- _SHORT PROBLEM_
Write out all the entries word for word, but skip any images.

- _PROVIDED DATA_
______
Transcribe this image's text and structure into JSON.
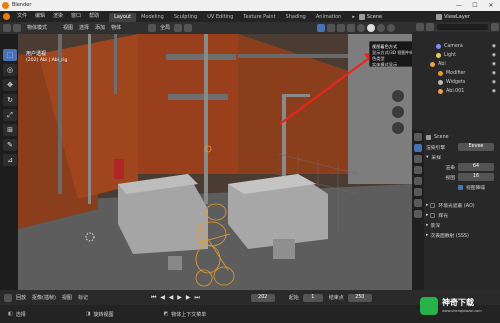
{
  "window": {
    "title": "Blender",
    "minimize": "—",
    "maximize": "☐",
    "close": "✕"
  },
  "menu": {
    "items": [
      "文件",
      "编辑",
      "渲染",
      "窗口",
      "帮助"
    ]
  },
  "workspaces": {
    "tabs": [
      "Layout",
      "Modeling",
      "Sculpting",
      "UV Editing",
      "Texture Paint",
      "Shading",
      "Animation"
    ],
    "active": "Layout"
  },
  "scene": {
    "name": "Scene",
    "view_layer": "ViewLayer"
  },
  "viewport_header": {
    "mode": "物体模式",
    "menus": [
      "视图",
      "选择",
      "添加",
      "物体"
    ],
    "transform": "全局"
  },
  "viewport": {
    "view_name": "用户透视",
    "collection_info": "(202) Abi | Abi_rig"
  },
  "tooltip": {
    "title": "视图着色方式",
    "line1": "显示方式/3D 视图中的物体着色类型",
    "line2": "实体模式显示"
  },
  "outliner": {
    "items": [
      {
        "label": "Camera"
      },
      {
        "label": "Light"
      },
      {
        "label": "Abi"
      },
      {
        "label": "Modifier"
      },
      {
        "label": "Widgets"
      },
      {
        "label": "Abi.001"
      }
    ]
  },
  "properties": {
    "scene_label": "Scene",
    "render_engine_label": "渲染引擎",
    "render_engine_value": "Eevee",
    "sampling_header": "采样",
    "render_label": "渲染",
    "render_value": "64",
    "viewport_label": "视图",
    "viewport_value": "16",
    "denoise_label": "视图降噪",
    "ao_label": "环境光遮蔽 (AO)",
    "bloom_label": "辉光",
    "depth_label": "景深",
    "sss_label": "次表面散射 (SSS)"
  },
  "timeline": {
    "playback": "回放",
    "keying": "抠像(插帧)",
    "view": "视图",
    "marker": "标记",
    "current_frame": "202",
    "start_label": "起始",
    "start_value": "1",
    "end_label": "结束点",
    "end_value": "250"
  },
  "status": {
    "select": "选择",
    "rotate": "旋转视图",
    "context_menu": "物体上下文菜单"
  },
  "watermark": {
    "text": "神奇下载",
    "domain": "www.shenqixiazai.com"
  }
}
______
- _SOLUTION BELOW_
Transcribe this image's text and structure into JSON.
{
  "window": {
    "title": "Blender",
    "minimize": "—",
    "maximize": "☐",
    "close": "✕"
  },
  "menu": {
    "items": [
      "文件",
      "编辑",
      "渲染",
      "窗口",
      "帮助"
    ]
  },
  "workspaces": {
    "tabs": [
      "Layout",
      "Modeling",
      "Sculpting",
      "UV Editing",
      "Texture Paint",
      "Shading",
      "Animation"
    ],
    "active": "Layout"
  },
  "scene": {
    "name": "Scene",
    "view_layer": "ViewLayer"
  },
  "viewport_header": {
    "mode": "物体模式",
    "menus": [
      "视图",
      "选择",
      "添加",
      "物体"
    ],
    "transform": "全局"
  },
  "viewport": {
    "view_name": "用户透视",
    "collection_info": "(202) Abi | Abi_rig"
  },
  "tooltip": {
    "title": "视图着色方式",
    "line1": "显示方式/3D 视图中的物体着色类型",
    "line2": "实体模式显示"
  },
  "outliner": {
    "items": [
      {
        "label": "Camera"
      },
      {
        "label": "Light"
      },
      {
        "label": "Abi"
      },
      {
        "label": "Modifier"
      },
      {
        "label": "Widgets"
      },
      {
        "label": "Abi.001"
      }
    ]
  },
  "properties": {
    "scene_label": "Scene",
    "render_engine_label": "渲染引擎",
    "render_engine_value": "Eevee",
    "sampling_header": "采样",
    "render_label": "渲染",
    "render_value": "64",
    "viewport_label": "视图",
    "viewport_value": "16",
    "denoise_label": "视图降噪",
    "ao_label": "环境光遮蔽 (AO)",
    "bloom_label": "辉光",
    "depth_label": "景深",
    "sss_label": "次表面散射 (SSS)"
  },
  "timeline": {
    "playback": "回放",
    "keying": "抠像(插帧)",
    "view": "视图",
    "marker": "标记",
    "current_frame": "202",
    "start_label": "起始",
    "start_value": "1",
    "end_label": "结束点",
    "end_value": "250"
  },
  "status": {
    "select": "选择",
    "rotate": "旋转视图",
    "context_menu": "物体上下文菜单"
  },
  "watermark": {
    "text": "神奇下载",
    "domain": "www.shenqixiazai.com"
  }
}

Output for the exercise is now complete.